_Stated goal:_
Your task is to write out the complete listing exactly as it is shown.
*** Data for processing
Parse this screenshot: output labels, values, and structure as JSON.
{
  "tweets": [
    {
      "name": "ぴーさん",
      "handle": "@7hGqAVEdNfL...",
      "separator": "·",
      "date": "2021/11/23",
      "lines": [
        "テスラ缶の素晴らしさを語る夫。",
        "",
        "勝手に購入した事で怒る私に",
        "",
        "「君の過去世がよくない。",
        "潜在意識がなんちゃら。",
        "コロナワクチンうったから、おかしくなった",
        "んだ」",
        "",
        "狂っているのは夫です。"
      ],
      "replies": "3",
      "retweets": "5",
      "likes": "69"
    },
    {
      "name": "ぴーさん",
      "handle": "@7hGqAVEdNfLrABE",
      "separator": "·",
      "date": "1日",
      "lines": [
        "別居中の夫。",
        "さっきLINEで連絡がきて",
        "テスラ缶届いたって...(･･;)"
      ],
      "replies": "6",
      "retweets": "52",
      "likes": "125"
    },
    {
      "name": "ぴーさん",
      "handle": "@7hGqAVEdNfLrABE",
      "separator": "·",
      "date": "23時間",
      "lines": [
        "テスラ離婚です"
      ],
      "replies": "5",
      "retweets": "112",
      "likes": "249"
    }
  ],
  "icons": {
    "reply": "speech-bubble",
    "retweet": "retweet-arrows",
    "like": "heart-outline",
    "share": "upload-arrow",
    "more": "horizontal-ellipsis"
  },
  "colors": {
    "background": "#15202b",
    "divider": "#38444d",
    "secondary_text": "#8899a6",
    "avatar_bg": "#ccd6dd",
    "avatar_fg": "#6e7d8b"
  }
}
******
_Answer for this exercise:_
Parse this screenshot: output labels, values, and structure as JSON.
{
  "tweets": [
    {
      "name": "ぴーさん",
      "handle": "@7hGqAVEdNfL...",
      "separator": "·",
      "date": "2021/11/23",
      "lines": [
        "テスラ缶の素晴らしさを語る夫。",
        "",
        "勝手に購入した事で怒る私に",
        "",
        "「君の過去世がよくない。",
        "潜在意識がなんちゃら。",
        "コロナワクチンうったから、おかしくなった",
        "んだ」",
        "",
        "狂っているのは夫です。"
      ],
      "replies": "3",
      "retweets": "5",
      "likes": "69"
    },
    {
      "name": "ぴーさん",
      "handle": "@7hGqAVEdNfLrABE",
      "separator": "·",
      "date": "1日",
      "lines": [
        "別居中の夫。",
        "さっきLINEで連絡がきて",
        "テスラ缶届いたって...(･･;)"
      ],
      "replies": "6",
      "retweets": "52",
      "likes": "125"
    },
    {
      "name": "ぴーさん",
      "handle": "@7hGqAVEdNfLrABE",
      "separator": "·",
      "date": "23時間",
      "lines": [
        "テスラ離婚です"
      ],
      "replies": "5",
      "retweets": "112",
      "likes": "249"
    }
  ],
  "icons": {
    "reply": "speech-bubble",
    "retweet": "retweet-arrows",
    "like": "heart-outline",
    "share": "upload-arrow",
    "more": "horizontal-ellipsis"
  },
  "colors": {
    "background": "#15202b",
    "divider": "#38444d",
    "secondary_text": "#8899a6",
    "avatar_bg": "#ccd6dd",
    "avatar_fg": "#6e7d8b"
  }
}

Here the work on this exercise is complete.